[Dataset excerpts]
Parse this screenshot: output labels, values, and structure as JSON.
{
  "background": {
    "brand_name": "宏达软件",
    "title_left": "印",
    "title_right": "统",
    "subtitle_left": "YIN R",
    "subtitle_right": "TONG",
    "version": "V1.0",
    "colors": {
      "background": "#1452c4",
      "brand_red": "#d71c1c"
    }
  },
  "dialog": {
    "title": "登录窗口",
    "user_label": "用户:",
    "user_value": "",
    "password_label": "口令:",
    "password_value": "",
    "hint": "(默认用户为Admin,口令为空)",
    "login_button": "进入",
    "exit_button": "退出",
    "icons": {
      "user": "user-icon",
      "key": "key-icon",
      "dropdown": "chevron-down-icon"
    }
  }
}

> [Stated problem]:
Copy out the whole listing, exactly as written.

> [Result]:
Parse this screenshot: output labels, values, and structure as JSON.
{
  "background": {
    "brand_name": "宏达软件",
    "title_left": "印",
    "title_right": "统",
    "subtitle_left": "YIN R",
    "subtitle_right": "TONG",
    "version": "V1.0",
    "colors": {
      "background": "#1452c4",
      "brand_red": "#d71c1c"
    }
  },
  "dialog": {
    "title": "登录窗口",
    "user_label": "用户:",
    "user_value": "",
    "password_label": "口令:",
    "password_value": "",
    "hint": "(默认用户为Admin,口令为空)",
    "login_button": "进入",
    "exit_button": "退出",
    "icons": {
      "user": "user-icon",
      "key": "key-icon",
      "dropdown": "chevron-down-icon"
    }
  }
}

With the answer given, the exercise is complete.